* _REQUEST_
How many of the lines below contain the string "Total"? Reply with the number alone.

** Start EXTRACTED INFORMATION **

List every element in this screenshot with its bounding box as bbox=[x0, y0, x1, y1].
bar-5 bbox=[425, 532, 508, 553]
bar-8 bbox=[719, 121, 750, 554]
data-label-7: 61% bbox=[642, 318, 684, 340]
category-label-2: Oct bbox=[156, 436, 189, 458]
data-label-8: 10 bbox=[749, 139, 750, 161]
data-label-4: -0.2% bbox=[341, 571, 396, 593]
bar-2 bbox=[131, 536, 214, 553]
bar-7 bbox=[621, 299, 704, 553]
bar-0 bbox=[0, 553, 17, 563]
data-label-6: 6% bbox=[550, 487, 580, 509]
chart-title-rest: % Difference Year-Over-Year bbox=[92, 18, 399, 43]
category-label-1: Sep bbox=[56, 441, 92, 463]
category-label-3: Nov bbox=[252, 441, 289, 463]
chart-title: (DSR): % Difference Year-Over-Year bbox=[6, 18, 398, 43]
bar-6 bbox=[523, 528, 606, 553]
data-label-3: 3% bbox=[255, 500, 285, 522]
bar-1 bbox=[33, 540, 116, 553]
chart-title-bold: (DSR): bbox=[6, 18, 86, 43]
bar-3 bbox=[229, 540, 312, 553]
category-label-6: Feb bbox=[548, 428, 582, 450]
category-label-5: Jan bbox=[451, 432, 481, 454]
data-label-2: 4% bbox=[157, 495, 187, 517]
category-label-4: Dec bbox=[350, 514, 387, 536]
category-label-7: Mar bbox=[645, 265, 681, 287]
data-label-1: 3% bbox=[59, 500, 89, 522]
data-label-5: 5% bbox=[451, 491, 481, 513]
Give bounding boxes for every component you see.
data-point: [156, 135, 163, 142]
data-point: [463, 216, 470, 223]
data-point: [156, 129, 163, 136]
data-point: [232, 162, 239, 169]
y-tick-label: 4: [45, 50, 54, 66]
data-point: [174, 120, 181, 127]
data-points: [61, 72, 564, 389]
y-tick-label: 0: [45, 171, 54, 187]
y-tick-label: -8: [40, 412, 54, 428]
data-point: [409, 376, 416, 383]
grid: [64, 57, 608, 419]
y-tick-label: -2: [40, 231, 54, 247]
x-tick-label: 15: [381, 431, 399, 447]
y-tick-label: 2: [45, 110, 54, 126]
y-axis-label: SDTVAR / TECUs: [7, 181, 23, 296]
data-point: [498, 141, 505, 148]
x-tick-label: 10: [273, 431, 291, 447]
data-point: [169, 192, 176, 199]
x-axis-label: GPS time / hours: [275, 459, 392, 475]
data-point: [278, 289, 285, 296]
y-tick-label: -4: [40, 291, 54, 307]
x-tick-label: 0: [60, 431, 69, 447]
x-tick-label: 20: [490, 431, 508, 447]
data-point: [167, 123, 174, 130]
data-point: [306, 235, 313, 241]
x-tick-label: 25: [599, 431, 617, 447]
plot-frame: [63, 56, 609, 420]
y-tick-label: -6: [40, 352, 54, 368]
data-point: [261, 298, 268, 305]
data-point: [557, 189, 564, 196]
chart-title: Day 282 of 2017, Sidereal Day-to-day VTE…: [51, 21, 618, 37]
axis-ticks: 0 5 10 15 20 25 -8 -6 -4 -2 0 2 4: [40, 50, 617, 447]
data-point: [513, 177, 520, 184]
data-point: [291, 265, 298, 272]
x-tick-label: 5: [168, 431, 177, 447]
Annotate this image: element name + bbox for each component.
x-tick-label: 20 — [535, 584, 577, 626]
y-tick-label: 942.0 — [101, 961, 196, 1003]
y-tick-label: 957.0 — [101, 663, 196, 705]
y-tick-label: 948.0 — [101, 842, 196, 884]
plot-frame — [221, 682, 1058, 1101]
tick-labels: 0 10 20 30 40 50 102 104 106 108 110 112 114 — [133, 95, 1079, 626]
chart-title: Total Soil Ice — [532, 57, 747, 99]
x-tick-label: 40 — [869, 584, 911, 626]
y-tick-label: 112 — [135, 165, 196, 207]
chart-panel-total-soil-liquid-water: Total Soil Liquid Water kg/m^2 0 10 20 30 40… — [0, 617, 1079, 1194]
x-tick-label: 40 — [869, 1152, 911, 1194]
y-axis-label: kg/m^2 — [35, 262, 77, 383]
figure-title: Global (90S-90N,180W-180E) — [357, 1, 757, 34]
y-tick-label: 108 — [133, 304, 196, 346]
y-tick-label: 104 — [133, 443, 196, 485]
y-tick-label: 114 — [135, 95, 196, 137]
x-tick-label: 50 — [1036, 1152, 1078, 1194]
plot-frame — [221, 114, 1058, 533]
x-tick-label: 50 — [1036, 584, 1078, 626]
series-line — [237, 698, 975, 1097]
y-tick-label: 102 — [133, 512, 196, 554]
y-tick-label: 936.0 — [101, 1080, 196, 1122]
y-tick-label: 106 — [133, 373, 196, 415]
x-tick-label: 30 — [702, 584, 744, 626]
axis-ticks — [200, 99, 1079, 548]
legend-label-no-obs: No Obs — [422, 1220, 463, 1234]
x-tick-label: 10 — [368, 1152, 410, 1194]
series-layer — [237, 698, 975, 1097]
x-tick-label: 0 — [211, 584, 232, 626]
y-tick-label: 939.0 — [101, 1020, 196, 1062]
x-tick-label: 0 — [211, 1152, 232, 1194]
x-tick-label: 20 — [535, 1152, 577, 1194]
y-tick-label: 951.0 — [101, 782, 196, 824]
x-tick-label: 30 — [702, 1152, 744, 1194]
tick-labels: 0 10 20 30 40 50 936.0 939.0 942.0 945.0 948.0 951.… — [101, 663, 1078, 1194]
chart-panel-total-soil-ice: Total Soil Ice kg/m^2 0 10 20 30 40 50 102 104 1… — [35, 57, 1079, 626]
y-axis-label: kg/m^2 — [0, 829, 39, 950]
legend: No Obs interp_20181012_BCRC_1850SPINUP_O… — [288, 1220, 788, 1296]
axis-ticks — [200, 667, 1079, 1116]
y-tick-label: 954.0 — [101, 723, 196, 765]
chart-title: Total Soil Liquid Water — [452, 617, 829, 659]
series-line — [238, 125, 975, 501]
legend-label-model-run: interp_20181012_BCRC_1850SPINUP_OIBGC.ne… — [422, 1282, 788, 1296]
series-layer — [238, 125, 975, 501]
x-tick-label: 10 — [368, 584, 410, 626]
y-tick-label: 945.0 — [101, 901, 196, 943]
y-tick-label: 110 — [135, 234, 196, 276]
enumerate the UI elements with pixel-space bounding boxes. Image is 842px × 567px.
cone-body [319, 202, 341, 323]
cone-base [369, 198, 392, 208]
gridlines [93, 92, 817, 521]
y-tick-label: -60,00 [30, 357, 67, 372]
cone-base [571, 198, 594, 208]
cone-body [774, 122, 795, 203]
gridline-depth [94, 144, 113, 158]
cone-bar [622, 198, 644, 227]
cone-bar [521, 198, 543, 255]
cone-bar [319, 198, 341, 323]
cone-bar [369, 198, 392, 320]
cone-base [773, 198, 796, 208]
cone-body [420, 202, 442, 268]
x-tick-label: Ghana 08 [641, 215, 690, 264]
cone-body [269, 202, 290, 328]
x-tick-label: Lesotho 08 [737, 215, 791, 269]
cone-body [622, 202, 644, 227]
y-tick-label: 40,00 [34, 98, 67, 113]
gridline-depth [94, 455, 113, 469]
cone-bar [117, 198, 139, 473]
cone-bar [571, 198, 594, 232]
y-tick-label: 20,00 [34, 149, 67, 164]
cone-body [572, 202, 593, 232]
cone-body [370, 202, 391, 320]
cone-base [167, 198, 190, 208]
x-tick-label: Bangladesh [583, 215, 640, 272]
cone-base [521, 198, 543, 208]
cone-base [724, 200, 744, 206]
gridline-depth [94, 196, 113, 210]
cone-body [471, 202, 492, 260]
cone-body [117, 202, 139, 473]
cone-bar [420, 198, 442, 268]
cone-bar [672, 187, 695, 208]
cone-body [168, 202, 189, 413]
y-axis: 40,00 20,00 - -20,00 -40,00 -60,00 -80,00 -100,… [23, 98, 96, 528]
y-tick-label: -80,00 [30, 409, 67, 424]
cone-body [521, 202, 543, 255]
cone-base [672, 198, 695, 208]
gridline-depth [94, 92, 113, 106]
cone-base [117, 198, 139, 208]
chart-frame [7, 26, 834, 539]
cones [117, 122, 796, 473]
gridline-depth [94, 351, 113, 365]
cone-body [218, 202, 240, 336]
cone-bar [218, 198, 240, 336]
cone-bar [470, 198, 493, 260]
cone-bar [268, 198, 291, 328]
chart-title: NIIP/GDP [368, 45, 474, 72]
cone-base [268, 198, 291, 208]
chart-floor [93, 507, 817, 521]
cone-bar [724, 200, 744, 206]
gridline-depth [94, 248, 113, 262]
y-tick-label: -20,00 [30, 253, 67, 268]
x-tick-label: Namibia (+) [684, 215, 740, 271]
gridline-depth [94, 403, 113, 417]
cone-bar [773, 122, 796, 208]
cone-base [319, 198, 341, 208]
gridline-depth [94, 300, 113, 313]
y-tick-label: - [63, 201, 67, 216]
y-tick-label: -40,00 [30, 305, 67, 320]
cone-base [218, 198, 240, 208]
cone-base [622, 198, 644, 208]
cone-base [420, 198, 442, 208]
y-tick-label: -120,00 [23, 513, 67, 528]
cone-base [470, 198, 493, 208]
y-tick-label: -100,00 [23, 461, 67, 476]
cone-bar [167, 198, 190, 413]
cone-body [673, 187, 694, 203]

** End EXTRACTED INFORMATION **

* _SOLUTION TO THE PROBLEM_
4